-- Start --

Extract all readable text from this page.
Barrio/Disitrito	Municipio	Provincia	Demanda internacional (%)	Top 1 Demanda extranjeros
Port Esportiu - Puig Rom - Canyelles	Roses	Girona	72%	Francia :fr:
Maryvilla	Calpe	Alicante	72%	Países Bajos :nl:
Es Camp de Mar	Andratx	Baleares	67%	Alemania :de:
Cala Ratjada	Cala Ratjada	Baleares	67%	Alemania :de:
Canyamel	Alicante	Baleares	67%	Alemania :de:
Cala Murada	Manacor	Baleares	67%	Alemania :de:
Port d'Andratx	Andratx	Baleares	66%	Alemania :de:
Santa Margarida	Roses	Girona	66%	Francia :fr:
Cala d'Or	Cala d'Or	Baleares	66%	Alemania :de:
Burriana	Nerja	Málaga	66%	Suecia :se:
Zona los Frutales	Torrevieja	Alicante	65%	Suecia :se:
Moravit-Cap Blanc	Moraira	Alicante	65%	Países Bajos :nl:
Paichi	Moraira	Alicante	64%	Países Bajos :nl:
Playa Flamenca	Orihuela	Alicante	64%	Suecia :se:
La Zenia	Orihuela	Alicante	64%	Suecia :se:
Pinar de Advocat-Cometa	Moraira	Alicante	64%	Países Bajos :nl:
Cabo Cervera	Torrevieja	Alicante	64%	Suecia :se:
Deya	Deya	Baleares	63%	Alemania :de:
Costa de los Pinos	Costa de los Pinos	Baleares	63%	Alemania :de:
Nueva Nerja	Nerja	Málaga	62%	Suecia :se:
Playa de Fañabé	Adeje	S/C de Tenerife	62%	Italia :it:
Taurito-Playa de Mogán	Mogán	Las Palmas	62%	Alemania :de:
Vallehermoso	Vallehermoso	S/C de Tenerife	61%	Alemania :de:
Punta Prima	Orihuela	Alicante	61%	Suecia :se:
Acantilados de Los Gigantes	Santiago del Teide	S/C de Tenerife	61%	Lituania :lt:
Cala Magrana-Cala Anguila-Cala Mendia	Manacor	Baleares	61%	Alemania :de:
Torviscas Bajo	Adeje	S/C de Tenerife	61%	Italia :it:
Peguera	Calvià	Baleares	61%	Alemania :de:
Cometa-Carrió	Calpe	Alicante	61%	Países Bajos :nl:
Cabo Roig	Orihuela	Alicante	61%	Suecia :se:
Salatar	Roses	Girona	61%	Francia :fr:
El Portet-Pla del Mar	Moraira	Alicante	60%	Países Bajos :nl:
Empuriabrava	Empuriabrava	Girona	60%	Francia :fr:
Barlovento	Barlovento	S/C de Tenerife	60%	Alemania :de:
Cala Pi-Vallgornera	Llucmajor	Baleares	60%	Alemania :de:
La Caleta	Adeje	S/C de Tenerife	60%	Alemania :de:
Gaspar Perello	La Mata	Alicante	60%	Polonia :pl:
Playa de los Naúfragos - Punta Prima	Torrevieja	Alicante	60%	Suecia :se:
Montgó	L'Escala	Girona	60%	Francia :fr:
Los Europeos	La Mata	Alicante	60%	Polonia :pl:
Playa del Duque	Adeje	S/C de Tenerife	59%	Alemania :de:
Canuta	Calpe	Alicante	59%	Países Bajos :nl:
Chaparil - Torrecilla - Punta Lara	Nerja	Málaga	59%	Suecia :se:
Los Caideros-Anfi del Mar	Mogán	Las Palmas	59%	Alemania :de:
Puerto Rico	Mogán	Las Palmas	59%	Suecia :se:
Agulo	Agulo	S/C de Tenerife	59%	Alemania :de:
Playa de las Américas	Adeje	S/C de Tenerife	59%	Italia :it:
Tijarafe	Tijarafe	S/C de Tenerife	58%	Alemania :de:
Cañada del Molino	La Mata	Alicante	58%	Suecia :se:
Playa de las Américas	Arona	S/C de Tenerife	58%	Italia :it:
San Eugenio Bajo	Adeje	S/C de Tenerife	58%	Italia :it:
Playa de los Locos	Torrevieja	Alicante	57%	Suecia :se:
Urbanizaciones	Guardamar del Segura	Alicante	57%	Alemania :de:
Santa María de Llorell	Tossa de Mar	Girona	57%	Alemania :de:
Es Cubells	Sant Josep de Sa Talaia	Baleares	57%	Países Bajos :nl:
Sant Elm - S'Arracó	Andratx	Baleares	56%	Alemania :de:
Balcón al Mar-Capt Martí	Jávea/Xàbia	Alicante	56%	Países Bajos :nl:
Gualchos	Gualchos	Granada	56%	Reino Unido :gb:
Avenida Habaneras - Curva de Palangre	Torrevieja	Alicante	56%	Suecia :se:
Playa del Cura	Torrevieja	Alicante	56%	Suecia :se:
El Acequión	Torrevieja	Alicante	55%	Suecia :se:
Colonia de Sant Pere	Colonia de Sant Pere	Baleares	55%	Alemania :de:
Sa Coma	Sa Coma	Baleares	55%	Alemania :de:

-- End --

■ WRITTEN REQUEST
Give the listing again, word for word.

■ EXPECTED ANSWER
Extract all readable text from this page.
Barrio/Disitrito	Municipio	Provincia	Demanda internacional (%)	Top 1 Demanda extranjeros
Port Esportiu - Puig Rom - Canyelles	Roses	Girona	72%	Francia :fr:
Maryvilla	Calpe	Alicante	72%	Países Bajos :nl:
Es Camp de Mar	Andratx	Baleares	67%	Alemania :de:
Cala Ratjada	Cala Ratjada	Baleares	67%	Alemania :de:
Canyamel	Alicante	Baleares	67%	Alemania :de:
Cala Murada	Manacor	Baleares	67%	Alemania :de:
Port d'Andratx	Andratx	Baleares	66%	Alemania :de:
Santa Margarida	Roses	Girona	66%	Francia :fr:
Cala d'Or	Cala d'Or	Baleares	66%	Alemania :de:
Burriana	Nerja	Málaga	66%	Suecia :se:
Zona los Frutales	Torrevieja	Alicante	65%	Suecia :se:
Moravit-Cap Blanc	Moraira	Alicante	65%	Países Bajos :nl:
Paichi	Moraira	Alicante	64%	Países Bajos :nl:
Playa Flamenca	Orihuela	Alicante	64%	Suecia :se:
La Zenia	Orihuela	Alicante	64%	Suecia :se:
Pinar de Advocat-Cometa	Moraira	Alicante	64%	Países Bajos :nl:
Cabo Cervera	Torrevieja	Alicante	64%	Suecia :se:
Deya	Deya	Baleares	63%	Alemania :de:
Costa de los Pinos	Costa de los Pinos	Baleares	63%	Alemania :de:
Nueva Nerja	Nerja	Málaga	62%	Suecia :se:
Playa de Fañabé	Adeje	S/C de Tenerife	62%	Italia :it:
Taurito-Playa de Mogán	Mogán	Las Palmas	62%	Alemania :de:
Vallehermoso	Vallehermoso	S/C de Tenerife	61%	Alemania :de:
Punta Prima	Orihuela	Alicante	61%	Suecia :se:
Acantilados de Los Gigantes	Santiago del Teide	S/C de Tenerife	61%	Lituania :lt:
Cala Magrana-Cala Anguila-Cala Mendia	Manacor	Baleares	61%	Alemania :de:
Torviscas Bajo	Adeje	S/C de Tenerife	61%	Italia :it:
Peguera	Calvià	Baleares	61%	Alemania :de:
Cometa-Carrió	Calpe	Alicante	61%	Países Bajos :nl:
Cabo Roig	Orihuela	Alicante	61%	Suecia :se:
Salatar	Roses	Girona	61%	Francia :fr:
El Portet-Pla del Mar	Moraira	Alicante	60%	Países Bajos :nl:
Empuriabrava	Empuriabrava	Girona	60%	Francia :fr:
Barlovento	Barlovento	S/C de Tenerife	60%	Alemania :de:
Cala Pi-Vallgornera	Llucmajor	Baleares	60%	Alemania :de:
La Caleta	Adeje	S/C de Tenerife	60%	Alemania :de:
Gaspar Perello	La Mata	Alicante	60%	Polonia :pl:
Playa de los Naúfragos - Punta Prima	Torrevieja	Alicante	60%	Suecia :se:
Montgó	L'Escala	Girona	60%	Francia :fr:
Los Europeos	La Mata	Alicante	60%	Polonia :pl:
Playa del Duque	Adeje	S/C de Tenerife	59%	Alemania :de:
Canuta	Calpe	Alicante	59%	Países Bajos :nl:
Chaparil - Torrecilla - Punta Lara	Nerja	Málaga	59%	Suecia :se:
Los Caideros-Anfi del Mar	Mogán	Las Palmas	59%	Alemania :de:
Puerto Rico	Mogán	Las Palmas	59%	Suecia :se:
Agulo	Agulo	S/C de Tenerife	59%	Alemania :de:
Playa de las Américas	Adeje	S/C de Tenerife	59%	Italia :it:
Tijarafe	Tijarafe	S/C de Tenerife	58%	Alemania :de:
Cañada del Molino	La Mata	Alicante	58%	Suecia :se:
Playa de las Américas	Arona	S/C de Tenerife	58%	Italia :it:
San Eugenio Bajo	Adeje	S/C de Tenerife	58%	Italia :it:
Playa de los Locos	Torrevieja	Alicante	57%	Suecia :se:
Urbanizaciones	Guardamar del Segura	Alicante	57%	Alemania :de:
Santa María de Llorell	Tossa de Mar	Girona	57%	Alemania :de:
Es Cubells	Sant Josep de Sa Talaia	Baleares	57%	Países Bajos :nl:
Sant Elm - S'Arracó	Andratx	Baleares	56%	Alemania :de:
Balcón al Mar-Capt Martí	Jávea/Xàbia	Alicante	56%	Países Bajos :nl:
Gualchos	Gualchos	Granada	56%	Reino Unido :gb:
Avenida Habaneras - Curva de Palangre	Torrevieja	Alicante	56%	Suecia :se:
Playa del Cura	Torrevieja	Alicante	56%	Suecia :se:
El Acequión	Torrevieja	Alicante	55%	Suecia :se:
Colonia de Sant Pere	Colonia de Sant Pere	Baleares	55%	Alemania :de:
Sa Coma	Sa Coma	Baleares	55%	Alemania :de:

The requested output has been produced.